Collected data entries:
===============
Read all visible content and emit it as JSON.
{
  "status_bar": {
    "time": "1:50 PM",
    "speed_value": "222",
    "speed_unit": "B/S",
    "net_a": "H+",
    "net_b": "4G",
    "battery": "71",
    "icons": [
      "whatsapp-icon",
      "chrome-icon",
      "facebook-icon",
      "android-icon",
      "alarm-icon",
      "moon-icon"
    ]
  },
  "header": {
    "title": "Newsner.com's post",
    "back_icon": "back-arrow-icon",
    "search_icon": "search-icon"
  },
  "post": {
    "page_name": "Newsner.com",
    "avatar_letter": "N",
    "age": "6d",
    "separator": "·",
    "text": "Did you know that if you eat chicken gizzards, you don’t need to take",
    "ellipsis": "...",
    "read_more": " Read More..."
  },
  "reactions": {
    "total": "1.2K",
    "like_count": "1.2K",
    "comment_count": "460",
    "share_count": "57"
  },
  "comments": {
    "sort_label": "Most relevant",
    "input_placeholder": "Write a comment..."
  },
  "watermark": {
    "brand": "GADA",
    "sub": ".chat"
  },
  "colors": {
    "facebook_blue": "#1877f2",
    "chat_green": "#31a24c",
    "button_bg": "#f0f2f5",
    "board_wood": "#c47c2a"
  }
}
===============
◆ THE REQUEST:
Copy out each record, keeping every word as it is.

◆ EXERCISE ANSWER:
Read all visible content and emit it as JSON.
{
  "status_bar": {
    "time": "1:50 PM",
    "speed_value": "222",
    "speed_unit": "B/S",
    "net_a": "H+",
    "net_b": "4G",
    "battery": "71",
    "icons": [
      "whatsapp-icon",
      "chrome-icon",
      "facebook-icon",
      "android-icon",
      "alarm-icon",
      "moon-icon"
    ]
  },
  "header": {
    "title": "Newsner.com's post",
    "back_icon": "back-arrow-icon",
    "search_icon": "search-icon"
  },
  "post": {
    "page_name": "Newsner.com",
    "avatar_letter": "N",
    "age": "6d",
    "separator": "·",
    "text": "Did you know that if you eat chicken gizzards, you don’t need to take",
    "ellipsis": "...",
    "read_more": " Read More..."
  },
  "reactions": {
    "total": "1.2K",
    "like_count": "1.2K",
    "comment_count": "460",
    "share_count": "57"
  },
  "comments": {
    "sort_label": "Most relevant",
    "input_placeholder": "Write a comment..."
  },
  "watermark": {
    "brand": "GADA",
    "sub": ".chat"
  },
  "colors": {
    "facebook_blue": "#1877f2",
    "chat_green": "#31a24c",
    "button_bg": "#f0f2f5",
    "board_wood": "#c47c2a"
  }
}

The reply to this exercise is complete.